Problem requirements: According to the excerpt on unlearning as a leadership competency, how long did it take medicine, on average, to adopt H. pylori as the cause of ulcers?

Published: March 30, 2026
Read Time: 19 min

Unlearning is a leadership competency, not a slogan

Mike and coauthor Superintendent Nick Polyak have written extensively about the unlearning leader: our brains are great at acquiring new information, less great at letting go of what no longer serves us. Waiting 15–20 years for old practices to fade (the average time it took medicine to adopt H. pylori as the ulcer cause) would rob a generation of students. We don’t have that luxury.

Try this: Host a 45-minute Unlearn/Keep/Prototype session.

  • Unlearn: Name one practice you do “because we’ve always done it.” Sunset it.
  • Keep: Identify a high-trust ritual (e.g., weekly wins, learning walks). Protect it.
  • Prototype: Pick one instructional or operational workflow to redesign with AI (e.g., lesson planning, substitute plans, transportation routes).

(Document understanding data)
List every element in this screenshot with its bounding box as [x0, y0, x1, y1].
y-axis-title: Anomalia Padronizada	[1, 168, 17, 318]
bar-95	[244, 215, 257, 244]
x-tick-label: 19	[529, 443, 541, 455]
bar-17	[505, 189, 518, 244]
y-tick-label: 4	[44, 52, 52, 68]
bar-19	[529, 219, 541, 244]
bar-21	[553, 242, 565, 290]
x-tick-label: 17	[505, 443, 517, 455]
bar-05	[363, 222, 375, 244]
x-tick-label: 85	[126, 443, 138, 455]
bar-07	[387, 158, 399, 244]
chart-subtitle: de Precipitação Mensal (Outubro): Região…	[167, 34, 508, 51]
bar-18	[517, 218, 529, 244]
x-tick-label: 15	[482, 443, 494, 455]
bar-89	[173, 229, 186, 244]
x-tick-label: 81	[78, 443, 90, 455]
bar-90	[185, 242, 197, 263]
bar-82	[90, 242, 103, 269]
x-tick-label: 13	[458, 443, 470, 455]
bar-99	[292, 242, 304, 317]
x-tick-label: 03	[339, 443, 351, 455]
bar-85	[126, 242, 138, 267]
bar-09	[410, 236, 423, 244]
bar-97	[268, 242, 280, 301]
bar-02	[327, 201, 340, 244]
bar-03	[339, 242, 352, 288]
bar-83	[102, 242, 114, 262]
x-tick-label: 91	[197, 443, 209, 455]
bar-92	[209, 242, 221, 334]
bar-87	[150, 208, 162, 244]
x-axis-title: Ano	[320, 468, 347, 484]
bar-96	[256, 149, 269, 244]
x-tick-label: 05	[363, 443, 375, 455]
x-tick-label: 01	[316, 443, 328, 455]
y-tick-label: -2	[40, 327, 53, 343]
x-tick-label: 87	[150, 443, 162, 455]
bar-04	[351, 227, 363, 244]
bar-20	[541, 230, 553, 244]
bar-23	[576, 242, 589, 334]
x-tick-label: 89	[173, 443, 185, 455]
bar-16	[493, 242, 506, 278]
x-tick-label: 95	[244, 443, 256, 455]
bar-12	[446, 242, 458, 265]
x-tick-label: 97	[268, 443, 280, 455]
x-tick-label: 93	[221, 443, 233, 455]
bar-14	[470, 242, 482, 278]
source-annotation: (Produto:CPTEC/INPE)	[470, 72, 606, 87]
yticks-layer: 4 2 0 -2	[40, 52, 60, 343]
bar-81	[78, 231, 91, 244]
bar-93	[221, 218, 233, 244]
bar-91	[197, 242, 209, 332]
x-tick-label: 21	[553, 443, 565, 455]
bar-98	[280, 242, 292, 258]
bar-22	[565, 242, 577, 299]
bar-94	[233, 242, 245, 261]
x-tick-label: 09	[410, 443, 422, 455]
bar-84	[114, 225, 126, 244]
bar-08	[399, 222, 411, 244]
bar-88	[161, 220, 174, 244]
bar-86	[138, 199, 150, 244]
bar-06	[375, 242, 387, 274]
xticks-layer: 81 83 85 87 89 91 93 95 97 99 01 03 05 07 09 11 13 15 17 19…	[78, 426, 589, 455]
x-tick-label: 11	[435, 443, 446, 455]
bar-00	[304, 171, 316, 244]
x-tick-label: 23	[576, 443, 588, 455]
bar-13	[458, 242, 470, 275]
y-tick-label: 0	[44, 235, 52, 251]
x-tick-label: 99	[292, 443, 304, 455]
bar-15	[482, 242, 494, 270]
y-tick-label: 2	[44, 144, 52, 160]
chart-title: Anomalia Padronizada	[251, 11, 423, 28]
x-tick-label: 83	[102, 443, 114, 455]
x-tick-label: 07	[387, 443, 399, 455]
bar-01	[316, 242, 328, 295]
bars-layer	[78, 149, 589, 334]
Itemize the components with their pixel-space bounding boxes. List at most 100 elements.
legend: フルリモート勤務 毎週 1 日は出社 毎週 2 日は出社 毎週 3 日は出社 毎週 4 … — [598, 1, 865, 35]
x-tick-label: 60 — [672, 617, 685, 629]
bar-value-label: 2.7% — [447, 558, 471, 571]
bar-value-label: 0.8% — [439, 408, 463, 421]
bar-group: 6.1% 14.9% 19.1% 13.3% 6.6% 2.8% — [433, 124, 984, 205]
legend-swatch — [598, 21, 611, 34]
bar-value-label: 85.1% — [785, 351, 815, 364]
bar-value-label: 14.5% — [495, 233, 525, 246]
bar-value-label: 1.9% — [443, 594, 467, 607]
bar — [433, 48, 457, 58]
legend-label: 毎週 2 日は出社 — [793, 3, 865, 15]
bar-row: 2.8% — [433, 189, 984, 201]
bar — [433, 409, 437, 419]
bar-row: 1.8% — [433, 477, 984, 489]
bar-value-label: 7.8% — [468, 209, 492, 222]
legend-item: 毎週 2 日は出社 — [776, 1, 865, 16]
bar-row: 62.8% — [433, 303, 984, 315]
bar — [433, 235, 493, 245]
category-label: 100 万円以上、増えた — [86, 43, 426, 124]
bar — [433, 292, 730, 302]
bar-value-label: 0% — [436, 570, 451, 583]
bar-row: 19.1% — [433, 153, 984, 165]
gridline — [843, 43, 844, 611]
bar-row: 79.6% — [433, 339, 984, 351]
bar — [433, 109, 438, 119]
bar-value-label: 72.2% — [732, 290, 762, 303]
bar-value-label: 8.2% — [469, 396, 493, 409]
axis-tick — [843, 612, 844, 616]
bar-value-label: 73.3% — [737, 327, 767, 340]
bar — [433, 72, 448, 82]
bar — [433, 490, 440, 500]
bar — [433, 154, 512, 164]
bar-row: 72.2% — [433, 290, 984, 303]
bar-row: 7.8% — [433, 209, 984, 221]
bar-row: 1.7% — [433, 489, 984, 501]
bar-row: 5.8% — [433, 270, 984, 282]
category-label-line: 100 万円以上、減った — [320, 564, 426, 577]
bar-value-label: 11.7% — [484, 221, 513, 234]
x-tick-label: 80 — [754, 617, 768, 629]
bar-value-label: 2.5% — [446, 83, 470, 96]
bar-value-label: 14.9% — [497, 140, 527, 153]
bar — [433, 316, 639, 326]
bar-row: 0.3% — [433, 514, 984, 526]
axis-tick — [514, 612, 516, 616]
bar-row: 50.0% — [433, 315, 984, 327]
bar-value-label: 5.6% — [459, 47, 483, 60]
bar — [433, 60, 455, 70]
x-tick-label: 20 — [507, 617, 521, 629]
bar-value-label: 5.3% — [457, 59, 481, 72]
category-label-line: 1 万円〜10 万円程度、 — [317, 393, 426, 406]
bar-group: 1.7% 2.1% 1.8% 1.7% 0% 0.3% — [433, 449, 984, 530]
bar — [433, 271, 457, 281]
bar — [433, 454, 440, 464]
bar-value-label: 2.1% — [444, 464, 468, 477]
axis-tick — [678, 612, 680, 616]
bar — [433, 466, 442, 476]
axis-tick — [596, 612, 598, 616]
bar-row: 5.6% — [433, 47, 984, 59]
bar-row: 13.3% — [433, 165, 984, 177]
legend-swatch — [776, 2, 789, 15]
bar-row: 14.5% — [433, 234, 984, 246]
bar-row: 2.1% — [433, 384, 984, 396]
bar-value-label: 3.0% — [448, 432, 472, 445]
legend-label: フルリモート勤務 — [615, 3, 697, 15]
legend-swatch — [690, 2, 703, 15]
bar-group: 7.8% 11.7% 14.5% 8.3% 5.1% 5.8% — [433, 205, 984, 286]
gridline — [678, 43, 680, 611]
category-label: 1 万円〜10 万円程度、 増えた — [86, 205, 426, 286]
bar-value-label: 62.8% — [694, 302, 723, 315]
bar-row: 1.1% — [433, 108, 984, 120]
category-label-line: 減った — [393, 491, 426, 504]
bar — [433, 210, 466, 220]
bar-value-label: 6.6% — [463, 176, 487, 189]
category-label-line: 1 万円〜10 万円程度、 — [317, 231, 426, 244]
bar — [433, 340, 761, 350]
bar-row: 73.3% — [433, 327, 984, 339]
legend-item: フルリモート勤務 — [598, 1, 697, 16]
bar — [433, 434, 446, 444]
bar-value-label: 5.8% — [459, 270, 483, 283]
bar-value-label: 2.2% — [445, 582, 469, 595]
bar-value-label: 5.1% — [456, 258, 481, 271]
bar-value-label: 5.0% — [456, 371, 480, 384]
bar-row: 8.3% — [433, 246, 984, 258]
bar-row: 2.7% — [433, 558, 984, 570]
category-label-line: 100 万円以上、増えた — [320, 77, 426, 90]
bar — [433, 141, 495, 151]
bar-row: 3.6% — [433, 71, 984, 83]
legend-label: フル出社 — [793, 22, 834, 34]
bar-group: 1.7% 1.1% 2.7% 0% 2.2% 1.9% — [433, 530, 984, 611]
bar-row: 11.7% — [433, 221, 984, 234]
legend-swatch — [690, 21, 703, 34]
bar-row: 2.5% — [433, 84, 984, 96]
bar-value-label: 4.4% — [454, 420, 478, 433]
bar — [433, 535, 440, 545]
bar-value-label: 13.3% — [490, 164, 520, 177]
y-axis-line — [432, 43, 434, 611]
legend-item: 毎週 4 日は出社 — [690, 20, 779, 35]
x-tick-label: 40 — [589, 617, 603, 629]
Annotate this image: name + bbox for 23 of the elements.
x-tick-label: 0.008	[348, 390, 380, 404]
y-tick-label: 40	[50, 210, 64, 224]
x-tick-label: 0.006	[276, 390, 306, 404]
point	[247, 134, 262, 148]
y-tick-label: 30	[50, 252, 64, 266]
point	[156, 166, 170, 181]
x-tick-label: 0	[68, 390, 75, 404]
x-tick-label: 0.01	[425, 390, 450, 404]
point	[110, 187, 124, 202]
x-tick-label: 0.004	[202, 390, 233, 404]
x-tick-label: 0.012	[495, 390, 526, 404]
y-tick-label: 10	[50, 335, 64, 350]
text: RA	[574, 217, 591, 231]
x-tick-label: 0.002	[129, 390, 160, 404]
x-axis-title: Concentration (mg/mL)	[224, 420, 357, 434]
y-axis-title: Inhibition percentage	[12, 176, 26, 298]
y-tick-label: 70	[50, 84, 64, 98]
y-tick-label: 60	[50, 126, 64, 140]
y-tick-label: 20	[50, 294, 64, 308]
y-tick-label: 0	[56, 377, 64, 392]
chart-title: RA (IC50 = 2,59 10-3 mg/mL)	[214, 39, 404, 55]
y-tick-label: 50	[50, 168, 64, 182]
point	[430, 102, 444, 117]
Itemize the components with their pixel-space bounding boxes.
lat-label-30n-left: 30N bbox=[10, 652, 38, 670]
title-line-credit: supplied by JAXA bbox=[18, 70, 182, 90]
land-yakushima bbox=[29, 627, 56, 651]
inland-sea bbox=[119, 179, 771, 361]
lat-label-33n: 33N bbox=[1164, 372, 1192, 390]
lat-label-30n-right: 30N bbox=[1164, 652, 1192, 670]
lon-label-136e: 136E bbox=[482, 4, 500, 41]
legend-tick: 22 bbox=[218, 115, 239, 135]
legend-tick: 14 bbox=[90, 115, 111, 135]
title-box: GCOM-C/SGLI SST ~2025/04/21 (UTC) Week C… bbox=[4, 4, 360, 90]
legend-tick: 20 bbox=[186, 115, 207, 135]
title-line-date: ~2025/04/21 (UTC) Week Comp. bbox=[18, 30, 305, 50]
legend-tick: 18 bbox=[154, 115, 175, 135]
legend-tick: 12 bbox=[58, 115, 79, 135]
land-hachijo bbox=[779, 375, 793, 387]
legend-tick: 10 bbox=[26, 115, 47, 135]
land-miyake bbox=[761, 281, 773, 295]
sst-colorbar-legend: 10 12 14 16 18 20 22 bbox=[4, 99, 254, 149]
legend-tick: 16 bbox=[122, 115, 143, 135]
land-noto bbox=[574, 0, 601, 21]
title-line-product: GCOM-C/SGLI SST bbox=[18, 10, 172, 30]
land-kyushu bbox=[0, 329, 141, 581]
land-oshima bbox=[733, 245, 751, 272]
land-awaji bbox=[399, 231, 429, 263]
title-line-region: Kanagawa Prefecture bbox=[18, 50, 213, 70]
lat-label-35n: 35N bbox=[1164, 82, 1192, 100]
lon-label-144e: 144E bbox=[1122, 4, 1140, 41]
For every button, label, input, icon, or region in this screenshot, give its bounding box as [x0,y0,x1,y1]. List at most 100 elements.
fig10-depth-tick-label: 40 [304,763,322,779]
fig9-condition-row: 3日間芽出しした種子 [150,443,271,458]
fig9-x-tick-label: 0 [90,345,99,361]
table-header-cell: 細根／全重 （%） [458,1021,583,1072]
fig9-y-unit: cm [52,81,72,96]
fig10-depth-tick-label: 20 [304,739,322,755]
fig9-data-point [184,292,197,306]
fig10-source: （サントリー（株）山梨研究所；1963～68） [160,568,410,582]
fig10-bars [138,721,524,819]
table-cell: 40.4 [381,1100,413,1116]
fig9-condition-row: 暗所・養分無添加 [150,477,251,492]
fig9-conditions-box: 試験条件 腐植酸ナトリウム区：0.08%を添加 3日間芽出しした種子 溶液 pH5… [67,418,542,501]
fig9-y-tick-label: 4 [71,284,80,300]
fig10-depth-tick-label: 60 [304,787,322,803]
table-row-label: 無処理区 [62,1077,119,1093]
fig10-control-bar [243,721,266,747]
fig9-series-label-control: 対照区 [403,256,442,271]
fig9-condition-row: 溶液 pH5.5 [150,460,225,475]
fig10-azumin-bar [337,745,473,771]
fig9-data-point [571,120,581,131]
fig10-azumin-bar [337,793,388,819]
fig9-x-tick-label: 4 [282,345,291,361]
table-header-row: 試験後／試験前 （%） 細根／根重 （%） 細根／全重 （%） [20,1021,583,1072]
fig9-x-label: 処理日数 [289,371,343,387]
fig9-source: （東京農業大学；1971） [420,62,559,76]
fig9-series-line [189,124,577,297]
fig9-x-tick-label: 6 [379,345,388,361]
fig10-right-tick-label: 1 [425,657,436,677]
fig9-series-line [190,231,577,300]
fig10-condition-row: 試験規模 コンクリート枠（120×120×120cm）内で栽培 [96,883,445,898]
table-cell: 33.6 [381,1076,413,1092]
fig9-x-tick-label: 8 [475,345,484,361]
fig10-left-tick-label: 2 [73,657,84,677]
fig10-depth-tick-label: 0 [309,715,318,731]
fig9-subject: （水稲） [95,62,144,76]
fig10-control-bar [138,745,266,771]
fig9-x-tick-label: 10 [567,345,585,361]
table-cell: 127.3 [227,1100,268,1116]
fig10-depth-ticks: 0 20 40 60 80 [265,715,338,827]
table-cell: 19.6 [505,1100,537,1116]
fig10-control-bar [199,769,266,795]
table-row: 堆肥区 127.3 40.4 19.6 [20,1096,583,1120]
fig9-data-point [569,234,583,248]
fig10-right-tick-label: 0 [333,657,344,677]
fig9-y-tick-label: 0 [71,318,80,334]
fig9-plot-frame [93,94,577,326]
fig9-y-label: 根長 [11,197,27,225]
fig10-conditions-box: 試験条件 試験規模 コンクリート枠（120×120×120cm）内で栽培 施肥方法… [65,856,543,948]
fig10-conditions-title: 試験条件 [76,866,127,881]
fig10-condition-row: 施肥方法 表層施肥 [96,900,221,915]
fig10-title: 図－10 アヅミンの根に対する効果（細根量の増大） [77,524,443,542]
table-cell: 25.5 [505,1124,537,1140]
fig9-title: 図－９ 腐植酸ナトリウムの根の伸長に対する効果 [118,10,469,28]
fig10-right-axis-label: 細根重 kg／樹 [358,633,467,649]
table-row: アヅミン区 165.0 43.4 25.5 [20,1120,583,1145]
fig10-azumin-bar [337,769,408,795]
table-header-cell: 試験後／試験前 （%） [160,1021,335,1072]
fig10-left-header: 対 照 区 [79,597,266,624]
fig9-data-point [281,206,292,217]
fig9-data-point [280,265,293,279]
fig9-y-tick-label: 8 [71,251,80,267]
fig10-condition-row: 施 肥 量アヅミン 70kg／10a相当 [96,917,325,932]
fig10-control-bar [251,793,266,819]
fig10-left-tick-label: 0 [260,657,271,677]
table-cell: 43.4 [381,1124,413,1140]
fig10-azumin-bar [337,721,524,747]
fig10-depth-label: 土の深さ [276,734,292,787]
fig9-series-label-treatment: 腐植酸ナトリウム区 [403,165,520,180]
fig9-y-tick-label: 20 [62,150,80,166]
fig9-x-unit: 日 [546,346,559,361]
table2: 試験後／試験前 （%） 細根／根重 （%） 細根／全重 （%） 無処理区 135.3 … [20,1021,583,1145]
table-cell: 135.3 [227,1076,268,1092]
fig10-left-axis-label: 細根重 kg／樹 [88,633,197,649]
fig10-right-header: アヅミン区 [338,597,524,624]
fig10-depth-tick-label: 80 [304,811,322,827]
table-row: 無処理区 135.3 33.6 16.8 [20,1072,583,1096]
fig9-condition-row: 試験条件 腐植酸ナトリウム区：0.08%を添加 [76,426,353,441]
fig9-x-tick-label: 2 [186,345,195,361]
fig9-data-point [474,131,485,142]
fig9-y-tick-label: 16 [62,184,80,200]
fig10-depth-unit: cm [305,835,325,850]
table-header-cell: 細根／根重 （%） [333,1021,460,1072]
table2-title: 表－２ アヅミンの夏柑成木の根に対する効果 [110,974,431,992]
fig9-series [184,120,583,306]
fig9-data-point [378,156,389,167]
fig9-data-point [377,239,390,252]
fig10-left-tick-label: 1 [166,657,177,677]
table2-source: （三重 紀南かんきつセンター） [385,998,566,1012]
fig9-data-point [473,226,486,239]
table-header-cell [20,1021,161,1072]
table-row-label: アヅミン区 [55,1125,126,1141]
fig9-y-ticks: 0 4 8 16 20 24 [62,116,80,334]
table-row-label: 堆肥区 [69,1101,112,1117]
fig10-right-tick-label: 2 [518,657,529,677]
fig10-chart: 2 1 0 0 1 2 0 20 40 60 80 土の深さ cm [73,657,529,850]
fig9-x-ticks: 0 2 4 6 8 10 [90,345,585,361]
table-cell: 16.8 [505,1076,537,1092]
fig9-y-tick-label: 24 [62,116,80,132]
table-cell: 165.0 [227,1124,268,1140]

Written solution: 15–20 years.